=== Requirement ===
Could you write out every record below exactly, leaving out any pictures?

=== Extracted records ===
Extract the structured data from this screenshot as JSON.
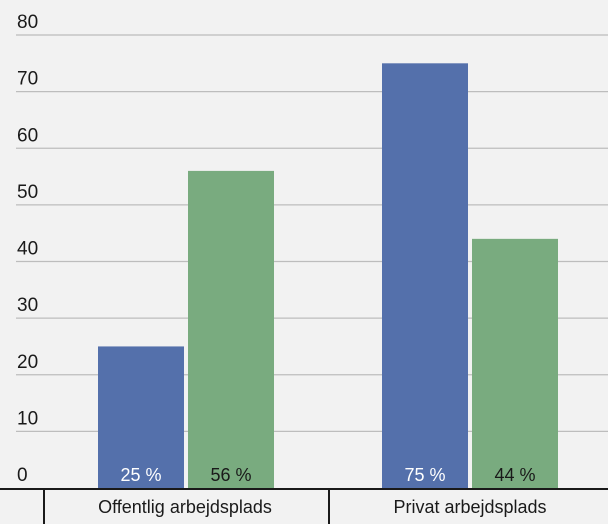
{
  "chart_data": {
    "type": "bar",
    "categories": [
      "Offentlig arbejdsplads",
      "Privat arbejdsplads"
    ],
    "series": [
      {
        "values": [
          25,
          75
        ],
        "labels": [
          "25 %",
          "75 %"
        ],
        "color": "#5470ab",
        "label_color": "#ffffff"
      },
      {
        "values": [
          56,
          44
        ],
        "labels": [
          "56 %",
          "44 %"
        ],
        "color": "#79ab7f",
        "label_color": "#1a1a1a"
      }
    ],
    "ylim": [
      0,
      80
    ],
    "yticks": [
      "0",
      "10",
      "20",
      "30",
      "40",
      "50",
      "60",
      "70",
      "80"
    ],
    "grid": true,
    "colors": {
      "background": "#f2f2f2",
      "grid": "#bdbdbd",
      "axis": "#1a1a1a"
    }
  }
}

=== Exercise result ===
Extract the structured data from this screenshot as JSON.
{
  "chart_data": {
    "type": "bar",
    "categories": [
      "Offentlig arbejdsplads",
      "Privat arbejdsplads"
    ],
    "series": [
      {
        "values": [
          25,
          75
        ],
        "labels": [
          "25 %",
          "75 %"
        ],
        "color": "#5470ab",
        "label_color": "#ffffff"
      },
      {
        "values": [
          56,
          44
        ],
        "labels": [
          "56 %",
          "44 %"
        ],
        "color": "#79ab7f",
        "label_color": "#1a1a1a"
      }
    ],
    "ylim": [
      0,
      80
    ],
    "yticks": [
      "0",
      "10",
      "20",
      "30",
      "40",
      "50",
      "60",
      "70",
      "80"
    ],
    "grid": true,
    "colors": {
      "background": "#f2f2f2",
      "grid": "#bdbdbd",
      "axis": "#1a1a1a"
    }
  }
}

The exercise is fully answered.